Exclude the pictures, then copy all remaining records exactly.

────────────────────────────────────────

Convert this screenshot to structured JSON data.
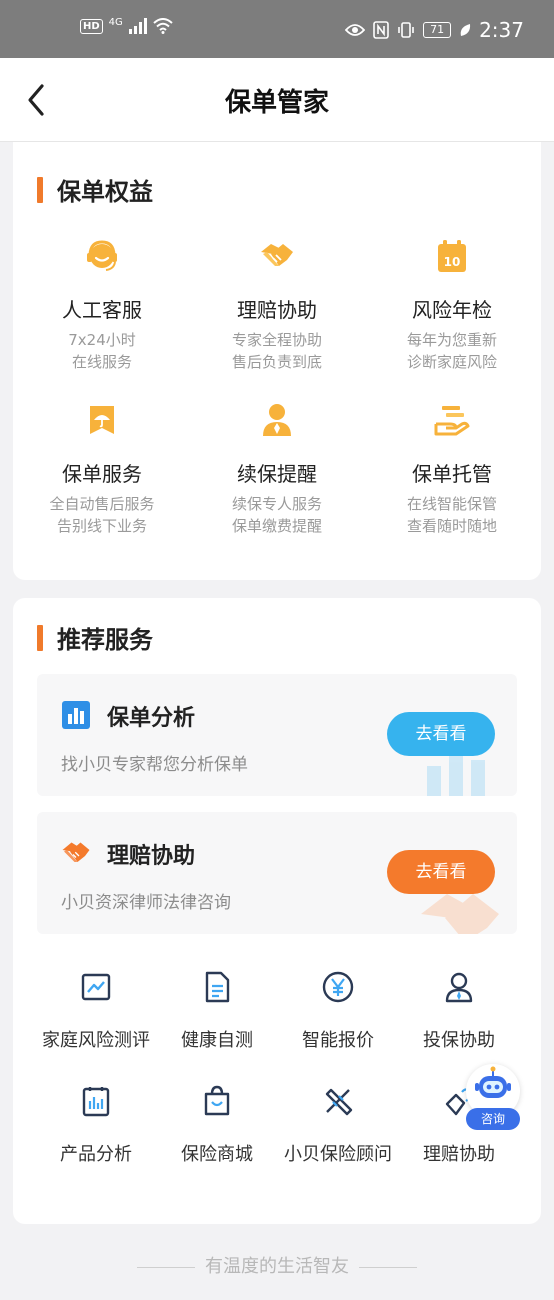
{
  "status_bar": {
    "hd": "HD",
    "network": "4G",
    "battery": "71",
    "time": "2:37"
  },
  "header": {
    "title": "保单管家"
  },
  "benefits": {
    "title": "保单权益",
    "items": [
      {
        "name": "人工客服",
        "desc1": "7x24小时",
        "desc2": "在线服务",
        "icon": "headset-icon"
      },
      {
        "name": "理赔协助",
        "desc1": "专家全程协助",
        "desc2": "售后负责到底",
        "icon": "handshake-icon"
      },
      {
        "name": "风险年检",
        "desc1": "每年为您重新",
        "desc2": "诊断家庭风险",
        "icon": "calendar-icon",
        "icon_text": "10"
      },
      {
        "name": "保单服务",
        "desc1": "全自动售后服务",
        "desc2": "告别线下业务",
        "icon": "umbrella-icon"
      },
      {
        "name": "续保提醒",
        "desc1": "续保专人服务",
        "desc2": "保单缴费提醒",
        "icon": "agent-icon"
      },
      {
        "name": "保单托管",
        "desc1": "在线智能保管",
        "desc2": "查看随时随地",
        "icon": "hand-card-icon"
      }
    ]
  },
  "recommend": {
    "title": "推荐服务",
    "promos": [
      {
        "title": "保单分析",
        "subtitle": "找小贝专家帮您分析保单",
        "button": "去看看",
        "icon": "bar-chart-icon"
      },
      {
        "title": "理赔协助",
        "subtitle": "小贝资深律师法律咨询",
        "button": "去看看",
        "icon": "handshake-icon"
      }
    ],
    "services": [
      {
        "label": "家庭风险测评",
        "icon": "line-chart-icon"
      },
      {
        "label": "健康自测",
        "icon": "document-icon"
      },
      {
        "label": "智能报价",
        "icon": "yen-icon"
      },
      {
        "label": "投保协助",
        "icon": "person-icon"
      },
      {
        "label": "产品分析",
        "icon": "clipboard-chart-icon"
      },
      {
        "label": "保险商城",
        "icon": "shopping-bag-icon"
      },
      {
        "label": "小贝保险顾问",
        "icon": "tools-icon"
      },
      {
        "label": "理赔协助",
        "icon": "hand-heart-icon"
      }
    ]
  },
  "assistant": {
    "label": "咨询"
  },
  "footer": {
    "text": "有温度的生活智友"
  },
  "colors": {
    "accent_orange": "#f07a2b",
    "icon_orange": "#f7b23b",
    "button_blue": "#36b3ee",
    "button_orange": "#f47a2c",
    "icon_blue": "#2f8fe6"
  }
}
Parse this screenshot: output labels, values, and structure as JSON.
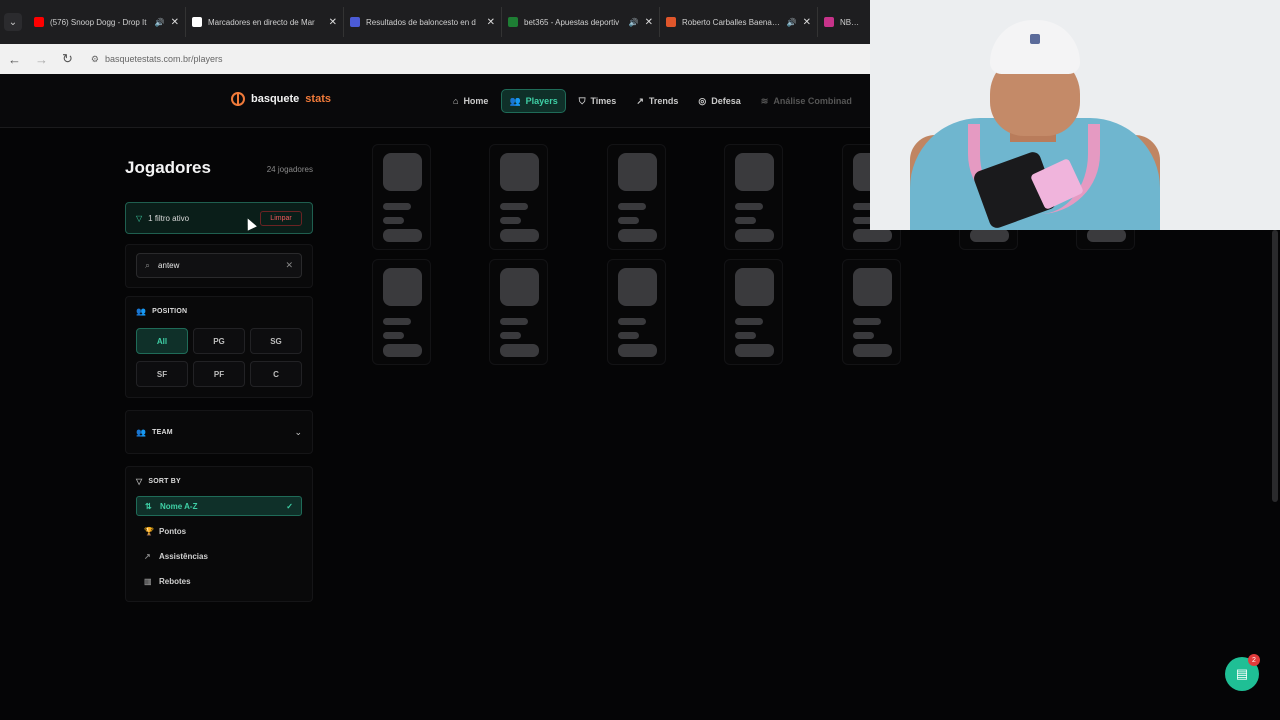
{
  "browser": {
    "tabs": [
      {
        "title": "(576) Snoop Dogg - Drop It",
        "favicon_color": "#ff0000",
        "has_audio": true
      },
      {
        "title": "Marcadores en directo de Mar",
        "favicon_color": "#ffffff",
        "has_audio": false
      },
      {
        "title": "Resultados de baloncesto en d",
        "favicon_color": "#4b5bd6",
        "has_audio": false
      },
      {
        "title": "bet365 - Apuestas deportiv",
        "favicon_color": "#1e7e34",
        "has_audio": true
      },
      {
        "title": "Roberto Carballes Baena - C",
        "favicon_color": "#e0562b",
        "has_audio": true
      },
      {
        "title": "NBA Stat",
        "favicon_color": "#c7338a",
        "has_audio": false
      }
    ],
    "url": "basquetestats.com.br/players"
  },
  "nav": {
    "brand_main": "basquete",
    "brand_accent": "stats",
    "links": [
      {
        "label": "Home",
        "icon": "home-icon",
        "active": false
      },
      {
        "label": "Players",
        "icon": "users-icon",
        "active": true
      },
      {
        "label": "Times",
        "icon": "shield-icon",
        "active": false
      },
      {
        "label": "Trends",
        "icon": "trend-icon",
        "active": false
      },
      {
        "label": "Defesa",
        "icon": "target-icon",
        "active": false
      },
      {
        "label": "Análise Combinad",
        "icon": "layers-icon",
        "active": false
      }
    ]
  },
  "sidebar": {
    "title": "Jogadores",
    "count": "24 jogadores",
    "filter_active": "1 filtro ativo",
    "clear_label": "Limpar",
    "search_value": "antew",
    "position_header": "POSITION",
    "positions": [
      "All",
      "PG",
      "SG",
      "SF",
      "PF",
      "C"
    ],
    "active_position": "All",
    "team_header": "TEAM",
    "sort_header": "SORT BY",
    "sort_options": [
      {
        "label": "Nome A-Z",
        "icon": "sort-alpha-icon",
        "active": true
      },
      {
        "label": "Pontos",
        "icon": "trophy-icon",
        "active": false
      },
      {
        "label": "Assistências",
        "icon": "trend-icon",
        "active": false
      },
      {
        "label": "Rebotes",
        "icon": "bar-chart-icon",
        "active": false
      }
    ]
  },
  "chat": {
    "badge": "2"
  },
  "colors": {
    "accent": "#3fd0a6",
    "brand": "#f07a3a",
    "danger": "#ef5b5b"
  }
}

────────────────────────────────────────

■ RESULT OF THIS TASK
Convert this screenshot to structured JSON data.
{
  "status_bar": {
    "hd": "HD",
    "network": "4G",
    "battery": "71",
    "time": "2:37"
  },
  "header": {
    "title": "保单管家"
  },
  "benefits": {
    "title": "保单权益",
    "items": [
      {
        "name": "人工客服",
        "desc1": "7x24小时",
        "desc2": "在线服务",
        "icon": "headset-icon"
      },
      {
        "name": "理赔协助",
        "desc1": "专家全程协助",
        "desc2": "售后负责到底",
        "icon": "handshake-icon"
      },
      {
        "name": "风险年检",
        "desc1": "每年为您重新",
        "desc2": "诊断家庭风险",
        "icon": "calendar-icon",
        "icon_text": "10"
      },
      {
        "name": "保单服务",
        "desc1": "全自动售后服务",
        "desc2": "告别线下业务",
        "icon": "umbrella-icon"
      },
      {
        "name": "续保提醒",
        "desc1": "续保专人服务",
        "desc2": "保单缴费提醒",
        "icon": "agent-icon"
      },
      {
        "name": "保单托管",
        "desc1": "在线智能保管",
        "desc2": "查看随时随地",
        "icon": "hand-card-icon"
      }
    ]
  },
  "recommend": {
    "title": "推荐服务",
    "promos": [
      {
        "title": "保单分析",
        "subtitle": "找小贝专家帮您分析保单",
        "button": "去看看",
        "icon": "bar-chart-icon"
      },
      {
        "title": "理赔协助",
        "subtitle": "小贝资深律师法律咨询",
        "button": "去看看",
        "icon": "handshake-icon"
      }
    ],
    "services": [
      {
        "label": "家庭风险测评",
        "icon": "line-chart-icon"
      },
      {
        "label": "健康自测",
        "icon": "document-icon"
      },
      {
        "label": "智能报价",
        "icon": "yen-icon"
      },
      {
        "label": "投保协助",
        "icon": "person-icon"
      },
      {
        "label": "产品分析",
        "icon": "clipboard-chart-icon"
      },
      {
        "label": "保险商城",
        "icon": "shopping-bag-icon"
      },
      {
        "label": "小贝保险顾问",
        "icon": "tools-icon"
      },
      {
        "label": "理赔协助",
        "icon": "hand-heart-icon"
      }
    ]
  },
  "assistant": {
    "label": "咨询"
  },
  "footer": {
    "text": "有温度的生活智友"
  },
  "colors": {
    "accent_orange": "#f07a2b",
    "icon_orange": "#f7b23b",
    "button_blue": "#36b3ee",
    "button_orange": "#f47a2c",
    "icon_blue": "#2f8fe6"
  }
}
Parse this screenshot: output labels, values, and structure as JSON.
{
  "browser": {
    "tabs": [
      {
        "title": "(576) Snoop Dogg - Drop It",
        "favicon_color": "#ff0000",
        "has_audio": true
      },
      {
        "title": "Marcadores en directo de Mar",
        "favicon_color": "#ffffff",
        "has_audio": false
      },
      {
        "title": "Resultados de baloncesto en d",
        "favicon_color": "#4b5bd6",
        "has_audio": false
      },
      {
        "title": "bet365 - Apuestas deportiv",
        "favicon_color": "#1e7e34",
        "has_audio": true
      },
      {
        "title": "Roberto Carballes Baena - C",
        "favicon_color": "#e0562b",
        "has_audio": true
      },
      {
        "title": "NBA Stat",
        "favicon_color": "#c7338a",
        "has_audio": false
      }
    ],
    "url": "basquetestats.com.br/players"
  },
  "nav": {
    "brand_main": "basquete",
    "brand_accent": "stats",
    "links": [
      {
        "label": "Home",
        "icon": "home-icon",
        "active": false
      },
      {
        "label": "Players",
        "icon": "users-icon",
        "active": true
      },
      {
        "label": "Times",
        "icon": "shield-icon",
        "active": false
      },
      {
        "label": "Trends",
        "icon": "trend-icon",
        "active": false
      },
      {
        "label": "Defesa",
        "icon": "target-icon",
        "active": false
      },
      {
        "label": "Análise Combinad",
        "icon": "layers-icon",
        "active": false
      }
    ]
  },
  "sidebar": {
    "title": "Jogadores",
    "count": "24 jogadores",
    "filter_active": "1 filtro ativo",
    "clear_label": "Limpar",
    "search_value": "antew",
    "position_header": "POSITION",
    "positions": [
      "All",
      "PG",
      "SG",
      "SF",
      "PF",
      "C"
    ],
    "active_position": "All",
    "team_header": "TEAM",
    "sort_header": "SORT BY",
    "sort_options": [
      {
        "label": "Nome A-Z",
        "icon": "sort-alpha-icon",
        "active": true
      },
      {
        "label": "Pontos",
        "icon": "trophy-icon",
        "active": false
      },
      {
        "label": "Assistências",
        "icon": "trend-icon",
        "active": false
      },
      {
        "label": "Rebotes",
        "icon": "bar-chart-icon",
        "active": false
      }
    ]
  },
  "chat": {
    "badge": "2"
  },
  "colors": {
    "accent": "#3fd0a6",
    "brand": "#f07a3a",
    "danger": "#ef5b5b"
  }
}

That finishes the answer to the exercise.